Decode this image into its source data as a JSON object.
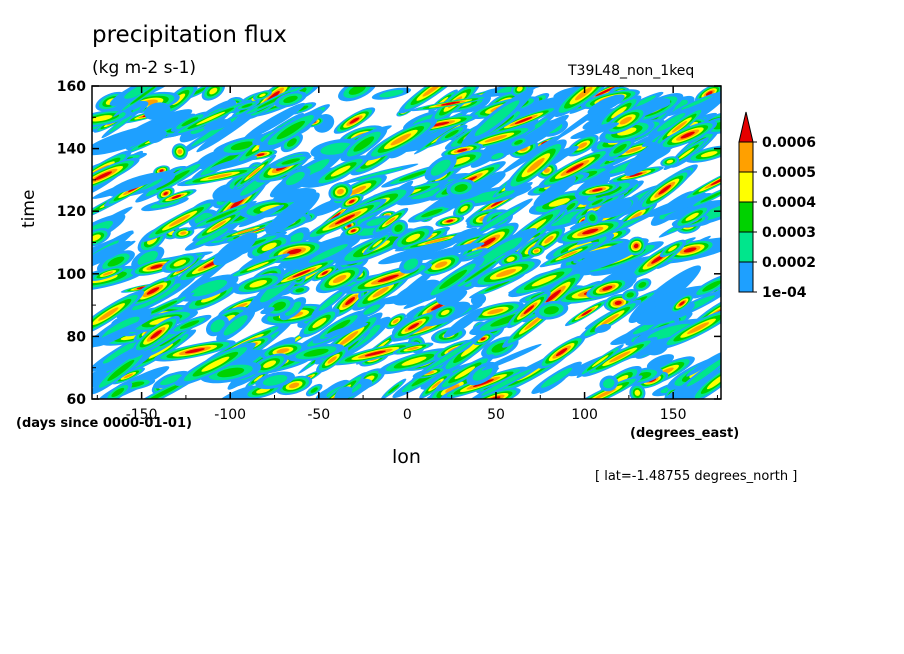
{
  "chart_data": {
    "type": "heatmap",
    "title": "precipitation flux",
    "units": "(kg m-2 s-1)",
    "run_label": "T39L48_non_1keq",
    "xlabel": "lon",
    "ylabel": "time",
    "x_units": "(degrees_east)",
    "y_units": "(days since 0000-01-01)",
    "footnote": "[ lat=-1.48755 degrees_north ]",
    "xlim": [
      -178,
      177
    ],
    "ylim": [
      60,
      160
    ],
    "x_ticks": [
      -150,
      -100,
      -50,
      0,
      50,
      100,
      150
    ],
    "y_ticks": [
      60,
      80,
      100,
      120,
      140,
      160
    ],
    "x_tick_labels": [
      "-150",
      "-100",
      "-50",
      "0",
      "50",
      "100",
      "150"
    ],
    "y_tick_labels": [
      "60",
      "80",
      "100",
      "120",
      "140",
      "160"
    ],
    "colorbar": {
      "levels": [
        "1e-04",
        "0.0002",
        "0.0003",
        "0.0004",
        "0.0005",
        "0.0006"
      ],
      "colors": [
        "#1ea0ff",
        "#00e68c",
        "#00d200",
        "#ffff00",
        "#ffa000",
        "#e60000"
      ]
    },
    "grid": false
  }
}
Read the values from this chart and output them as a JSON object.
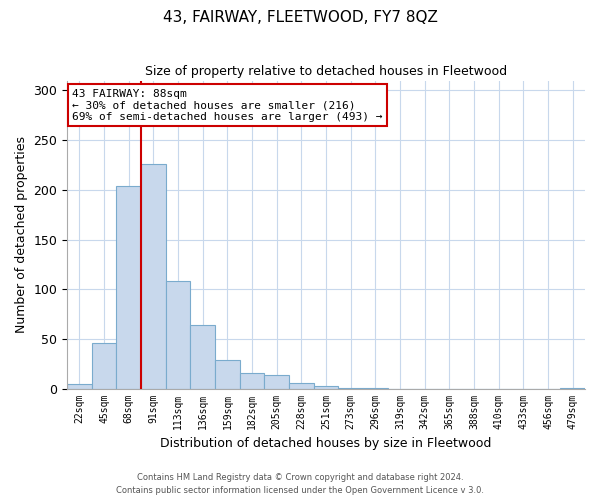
{
  "title": "43, FAIRWAY, FLEETWOOD, FY7 8QZ",
  "subtitle": "Size of property relative to detached houses in Fleetwood",
  "xlabel": "Distribution of detached houses by size in Fleetwood",
  "ylabel": "Number of detached properties",
  "bar_values": [
    5,
    46,
    204,
    226,
    108,
    64,
    29,
    16,
    14,
    6,
    3,
    1,
    1,
    0,
    0,
    0,
    0,
    0,
    0,
    0,
    1
  ],
  "bar_labels": [
    "22sqm",
    "45sqm",
    "68sqm",
    "91sqm",
    "113sqm",
    "136sqm",
    "159sqm",
    "182sqm",
    "205sqm",
    "228sqm",
    "251sqm",
    "273sqm",
    "296sqm",
    "319sqm",
    "342sqm",
    "365sqm",
    "388sqm",
    "410sqm",
    "433sqm",
    "456sqm",
    "479sqm"
  ],
  "bar_color": "#c8d8ec",
  "bar_edge_color": "#7aabcd",
  "vline_color": "#cc0000",
  "annotation_title": "43 FAIRWAY: 88sqm",
  "annotation_line1": "← 30% of detached houses are smaller (216)",
  "annotation_line2": "69% of semi-detached houses are larger (493) →",
  "annotation_box_color": "#ffffff",
  "annotation_box_edge": "#cc0000",
  "ylim": [
    0,
    310
  ],
  "yticks": [
    0,
    50,
    100,
    150,
    200,
    250,
    300
  ],
  "grid_color": "#c8d8ec",
  "footer1": "Contains HM Land Registry data © Crown copyright and database right 2024.",
  "footer2": "Contains public sector information licensed under the Open Government Licence v 3.0."
}
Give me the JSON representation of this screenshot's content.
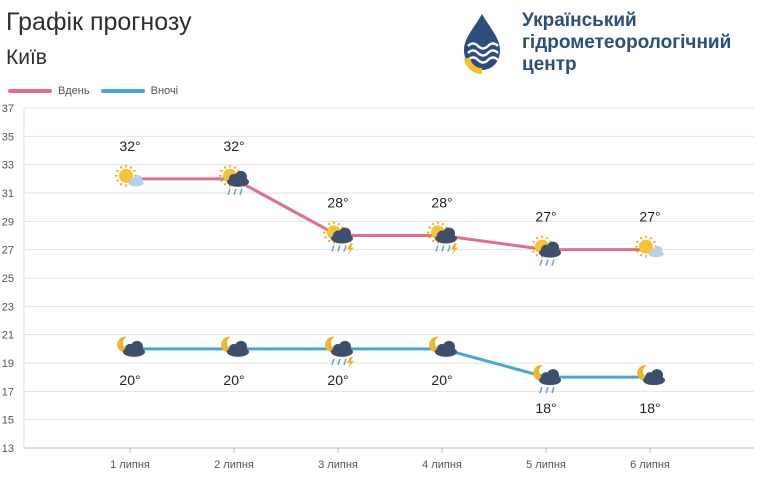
{
  "header": {
    "title": "Графік прогнозу",
    "city": "Київ"
  },
  "logo": {
    "line1": "Український",
    "line2": "гідрометеорологічний",
    "line3": "центр",
    "icon": "drop-sun-waves-icon"
  },
  "colors": {
    "day": "#e0708a",
    "night": "#4aa6d8",
    "grid": "#e3e3e3",
    "brand": "#2d4d7a"
  },
  "chart_data": {
    "type": "line",
    "title": "",
    "xlabel": "",
    "ylabel": "",
    "categories": [
      "1 липня",
      "2 липня",
      "3 липня",
      "4 липня",
      "5 липня",
      "6 липня"
    ],
    "ylim": [
      13,
      37
    ],
    "yticks": [
      13,
      15,
      17,
      19,
      21,
      23,
      25,
      27,
      29,
      31,
      33,
      35,
      37
    ],
    "grid": true,
    "legend_position": "top-left",
    "series": [
      {
        "name": "Вдень",
        "color": "#e0708a",
        "values": [
          32,
          32,
          28,
          28,
          27,
          27
        ],
        "labels": [
          "32°",
          "32°",
          "28°",
          "28°",
          "27°",
          "27°"
        ],
        "icons": [
          "sun-partly-cloudy-icon",
          "sun-cloud-rain-icon",
          "sun-cloud-rain-thunder-icon",
          "sun-cloud-rain-thunder-icon",
          "sun-cloud-rain-icon",
          "sun-partly-cloudy-icon"
        ]
      },
      {
        "name": "Вночі",
        "color": "#4aa6d8",
        "values": [
          20,
          20,
          20,
          20,
          18,
          18
        ],
        "labels": [
          "20°",
          "20°",
          "20°",
          "20°",
          "18°",
          "18°"
        ],
        "icons": [
          "moon-cloud-icon",
          "moon-cloud-icon",
          "moon-cloud-rain-thunder-icon",
          "moon-cloud-icon",
          "moon-cloud-rain-icon",
          "moon-cloud-icon"
        ]
      }
    ]
  }
}
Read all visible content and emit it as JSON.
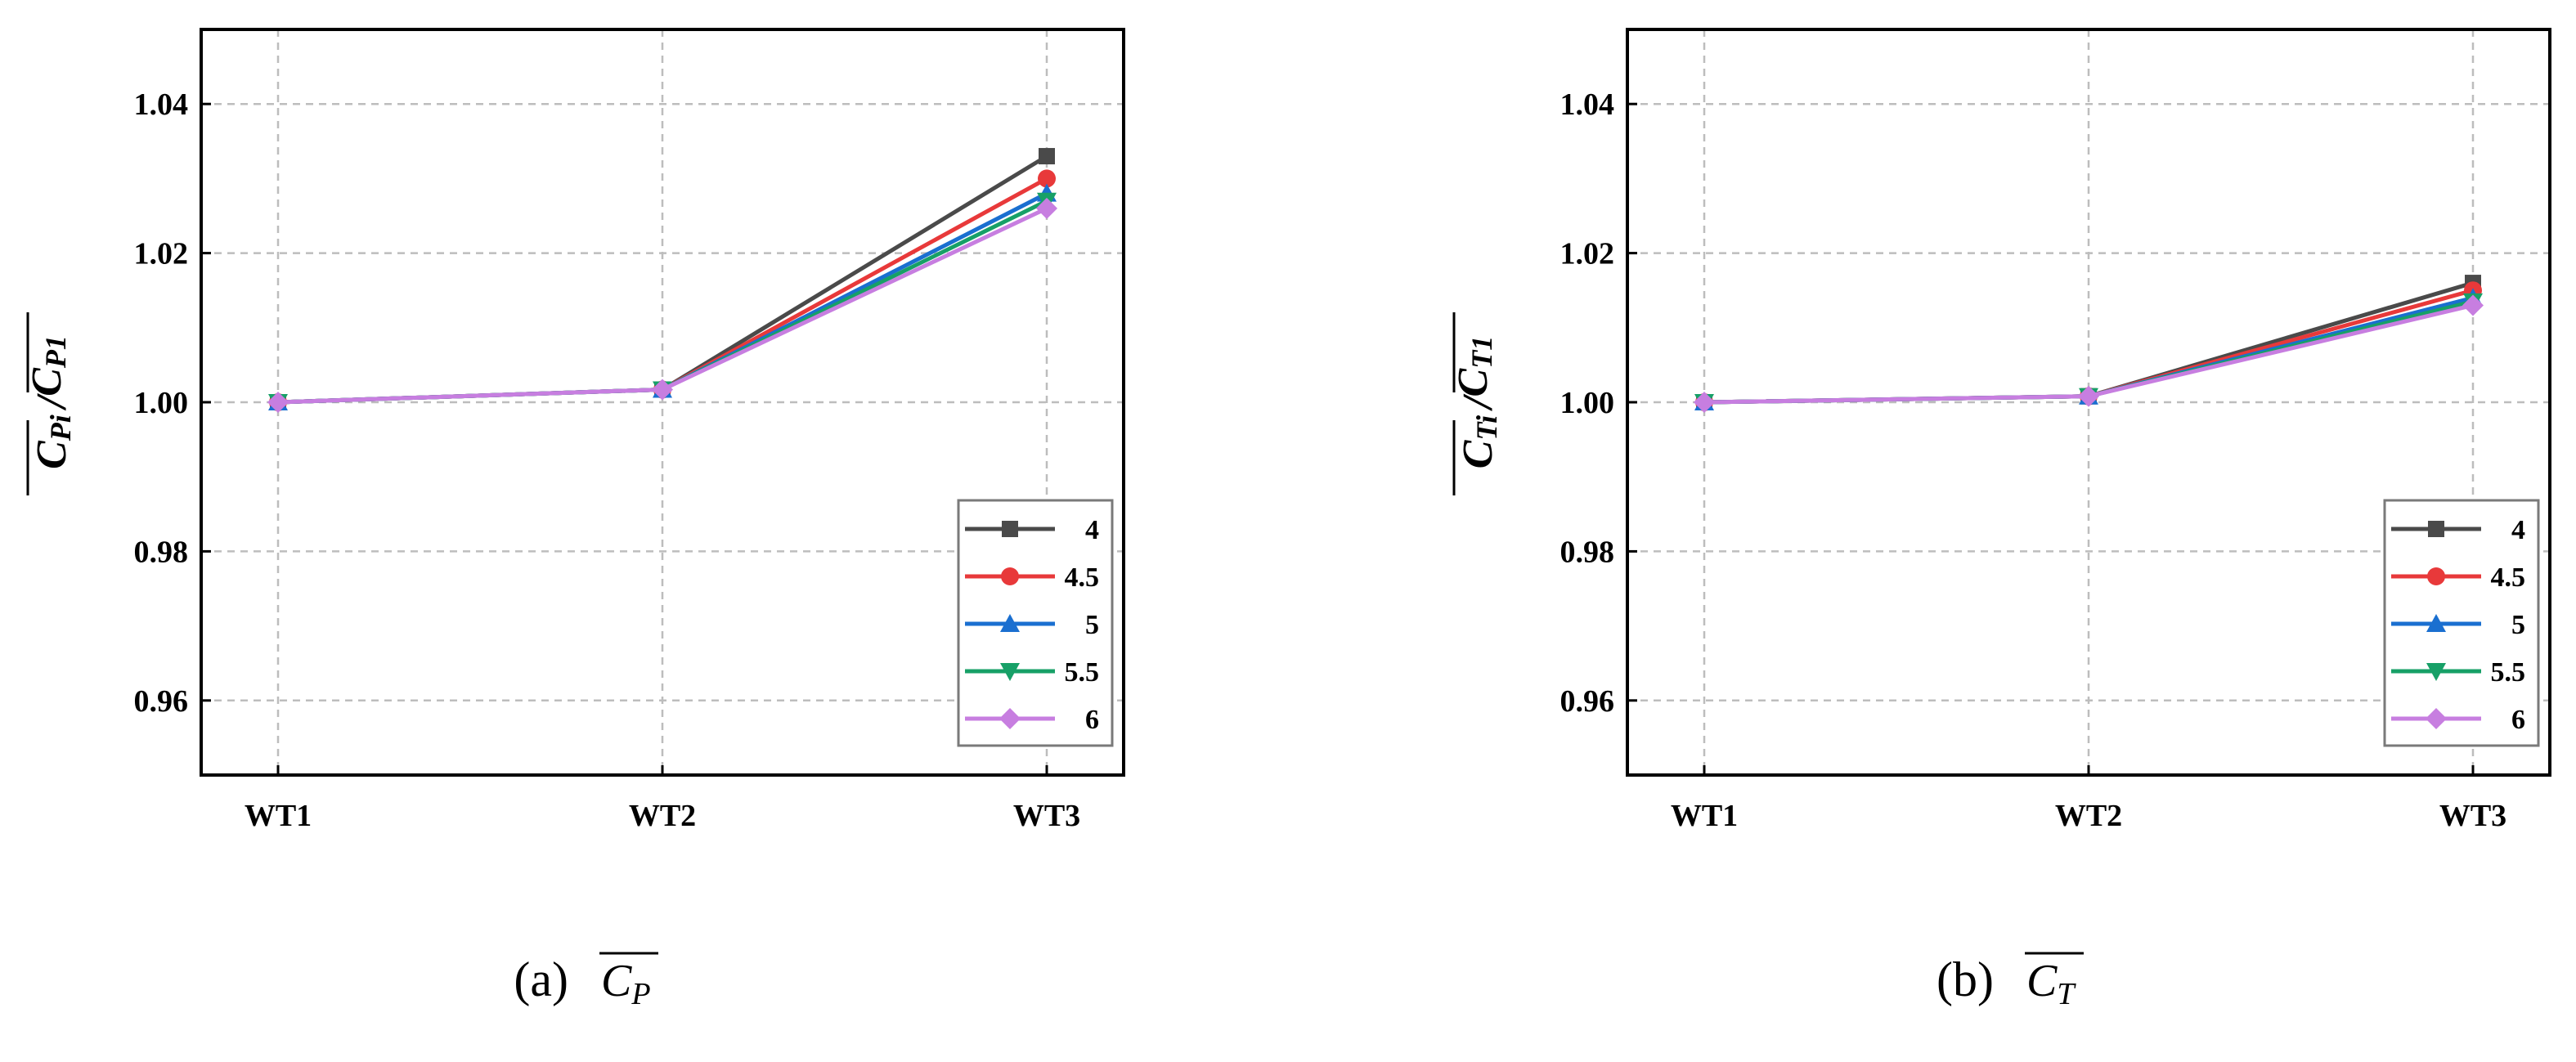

:::

Above are the records; reproduce them exactly and leave out the pictures.

_WORKED SOLUTION_.
Decode this image into its source data as a JSON object.
{
  "chart_data": {
    "type": "heatmap",
    "title": "precipitation flux",
    "units": "(kg m-2 s-1)",
    "run_label": "T39L48_non_1keq",
    "xlabel": "lon",
    "ylabel": "time",
    "x_units": "(degrees_east)",
    "y_units": "(days since 0000-01-01)",
    "footnote": "[ lat=-1.48755 degrees_north ]",
    "xlim": [
      -178,
      177
    ],
    "ylim": [
      60,
      160
    ],
    "x_ticks": [
      -150,
      -100,
      -50,
      0,
      50,
      100,
      150
    ],
    "y_ticks": [
      60,
      80,
      100,
      120,
      140,
      160
    ],
    "x_tick_labels": [
      "-150",
      "-100",
      "-50",
      "0",
      "50",
      "100",
      "150"
    ],
    "y_tick_labels": [
      "60",
      "80",
      "100",
      "120",
      "140",
      "160"
    ],
    "colorbar": {
      "levels": [
        "1e-04",
        "0.0002",
        "0.0003",
        "0.0004",
        "0.0005",
        "0.0006"
      ],
      "colors": [
        "#1ea0ff",
        "#00e68c",
        "#00d200",
        "#ffff00",
        "#ffa000",
        "#e60000"
      ]
    },
    "grid": false
  }
}
Read the values from this chart and output them as a JSON object.
{
  "title": "43, FAIRWAY, FLEETWOOD, FY7 8QZ",
  "subtitle": "Size of property relative to detached houses in Fleetwood",
  "xlabel": "Distribution of detached houses by size in Fleetwood",
  "ylabel": "Number of detached properties",
  "bar_values": [
    5,
    46,
    204,
    226,
    108,
    64,
    29,
    16,
    14,
    6,
    3,
    1,
    1,
    0,
    0,
    0,
    0,
    0,
    0,
    0,
    1
  ],
  "bar_labels": [
    "22sqm",
    "45sqm",
    "68sqm",
    "91sqm",
    "113sqm",
    "136sqm",
    "159sqm",
    "182sqm",
    "205sqm",
    "228sqm",
    "251sqm",
    "273sqm",
    "296sqm",
    "319sqm",
    "342sqm",
    "365sqm",
    "388sqm",
    "410sqm",
    "433sqm",
    "456sqm",
    "479sqm"
  ],
  "bar_color": "#c8d8ec",
  "bar_edge_color": "#7aabcd",
  "vline_color": "#cc0000",
  "annotation_title": "43 FAIRWAY: 88sqm",
  "annotation_line1": "← 30% of detached houses are smaller (216)",
  "annotation_line2": "69% of semi-detached houses are larger (493) →",
  "annotation_box_color": "#ffffff",
  "annotation_box_edge": "#cc0000",
  "ylim": [
    0,
    310
  ],
  "yticks": [
    0,
    50,
    100,
    150,
    200,
    250,
    300
  ],
  "grid_color": "#c8d8ec",
  "footer1": "Contains HM Land Registry data © Crown copyright and database right 2024.",
  "footer2": "Contains public sector information licensed under the Open Government Licence v 3.0."
}
Give me the JSON representation of this screenshot's content.
{
  "header": {
    "title": "Графік прогнозу",
    "city": "Київ"
  },
  "logo": {
    "line1": "Український",
    "line2": "гідрометеорологічний",
    "line3": "центр",
    "icon": "drop-sun-waves-icon"
  },
  "colors": {
    "day": "#e0708a",
    "night": "#4aa6d8",
    "grid": "#e3e3e3",
    "brand": "#2d4d7a"
  },
  "chart_data": {
    "type": "line",
    "title": "",
    "xlabel": "",
    "ylabel": "",
    "categories": [
      "1 липня",
      "2 липня",
      "3 липня",
      "4 липня",
      "5 липня",
      "6 липня"
    ],
    "ylim": [
      13,
      37
    ],
    "yticks": [
      13,
      15,
      17,
      19,
      21,
      23,
      25,
      27,
      29,
      31,
      33,
      35,
      37
    ],
    "grid": true,
    "legend_position": "top-left",
    "series": [
      {
        "name": "Вдень",
        "color": "#e0708a",
        "values": [
          32,
          32,
          28,
          28,
          27,
          27
        ],
        "labels": [
          "32°",
          "32°",
          "28°",
          "28°",
          "27°",
          "27°"
        ],
        "icons": [
          "sun-partly-cloudy-icon",
          "sun-cloud-rain-icon",
          "sun-cloud-rain-thunder-icon",
          "sun-cloud-rain-thunder-icon",
          "sun-cloud-rain-icon",
          "sun-partly-cloudy-icon"
        ]
      },
      {
        "name": "Вночі",
        "color": "#4aa6d8",
        "values": [
          20,
          20,
          20,
          20,
          18,
          18
        ],
        "labels": [
          "20°",
          "20°",
          "20°",
          "20°",
          "18°",
          "18°"
        ],
        "icons": [
          "moon-cloud-icon",
          "moon-cloud-icon",
          "moon-cloud-rain-thunder-icon",
          "moon-cloud-icon",
          "moon-cloud-rain-icon",
          "moon-cloud-icon"
        ]
      }
    ]
  }
}
Read all visible content and emit it as JSON.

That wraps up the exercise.